Retype the records that come next, word for word.

————————

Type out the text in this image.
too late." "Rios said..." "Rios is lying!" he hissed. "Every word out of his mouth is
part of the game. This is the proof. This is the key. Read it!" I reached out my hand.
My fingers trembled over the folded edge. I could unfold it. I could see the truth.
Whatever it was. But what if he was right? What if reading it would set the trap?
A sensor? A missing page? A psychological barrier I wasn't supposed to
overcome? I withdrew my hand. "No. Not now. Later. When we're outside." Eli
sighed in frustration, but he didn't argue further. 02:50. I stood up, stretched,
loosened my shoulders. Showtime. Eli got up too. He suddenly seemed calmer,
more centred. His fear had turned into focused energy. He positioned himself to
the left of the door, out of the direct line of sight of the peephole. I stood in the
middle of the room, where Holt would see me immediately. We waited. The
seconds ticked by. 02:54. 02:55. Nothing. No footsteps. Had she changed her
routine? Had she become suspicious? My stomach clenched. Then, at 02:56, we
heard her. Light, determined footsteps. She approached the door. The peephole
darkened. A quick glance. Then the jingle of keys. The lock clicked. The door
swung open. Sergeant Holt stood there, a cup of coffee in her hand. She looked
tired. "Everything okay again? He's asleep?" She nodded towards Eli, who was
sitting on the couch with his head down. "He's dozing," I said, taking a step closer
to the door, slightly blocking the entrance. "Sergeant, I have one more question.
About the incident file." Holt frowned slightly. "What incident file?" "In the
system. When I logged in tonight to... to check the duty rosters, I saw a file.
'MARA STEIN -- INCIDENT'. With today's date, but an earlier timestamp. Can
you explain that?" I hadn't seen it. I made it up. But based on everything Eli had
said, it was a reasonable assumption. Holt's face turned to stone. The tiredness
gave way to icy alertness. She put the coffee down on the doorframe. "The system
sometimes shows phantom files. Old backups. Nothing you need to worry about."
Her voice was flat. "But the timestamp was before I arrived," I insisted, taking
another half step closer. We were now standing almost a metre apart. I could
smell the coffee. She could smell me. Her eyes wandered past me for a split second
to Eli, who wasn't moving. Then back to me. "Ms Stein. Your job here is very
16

————————

• SOLUTION FOR THIS EXERCISE:
Type out the text in this image.
too late." "Rios said..." "Rios is lying!" he hissed. "Every word out of his mouth is
part of the game. This is the proof. This is the key. Read it!" I reached out my hand.
My fingers trembled over the folded edge. I could unfold it. I could see the truth.
Whatever it was. But what if he was right? What if reading it would set the trap?
A sensor? A missing page? A psychological barrier I wasn't supposed to
overcome? I withdrew my hand. "No. Not now. Later. When we're outside." Eli
sighed in frustration, but he didn't argue further. 02:50. I stood up, stretched,
loosened my shoulders. Showtime. Eli got up too. He suddenly seemed calmer,
more centred. His fear had turned into focused energy. He positioned himself to
the left of the door, out of the direct line of sight of the peephole. I stood in the
middle of the room, where Holt would see me immediately. We waited. The
seconds ticked by. 02:54. 02:55. Nothing. No footsteps. Had she changed her
routine? Had she become suspicious? My stomach clenched. Then, at 02:56, we
heard her. Light, determined footsteps. She approached the door. The peephole
darkened. A quick glance. Then the jingle of keys. The lock clicked. The door
swung open. Sergeant Holt stood there, a cup of coffee in her hand. She looked
tired. "Everything okay again? He's asleep?" She nodded towards Eli, who was
sitting on the couch with his head down. "He's dozing," I said, taking a step closer
to the door, slightly blocking the entrance. "Sergeant, I have one more question.
About the incident file." Holt frowned slightly. "What incident file?" "In the
system. When I logged in tonight to... to check the duty rosters, I saw a file.
'MARA STEIN -- INCIDENT'. With today's date, but an earlier timestamp. Can
you explain that?" I hadn't seen it. I made it up. But based on everything Eli had
said, it was a reasonable assumption. Holt's face turned to stone. The tiredness
gave way to icy alertness. She put the coffee down on the doorframe. "The system
sometimes shows phantom files. Old backups. Nothing you need to worry about."
Her voice was flat. "But the timestamp was before I arrived," I insisted, taking
another half step closer. We were now standing almost a metre apart. I could
smell the coffee. She could smell me. Her eyes wandered past me for a split second
to Eli, who wasn't moving. Then back to me. "Ms Stein. Your job here is very
16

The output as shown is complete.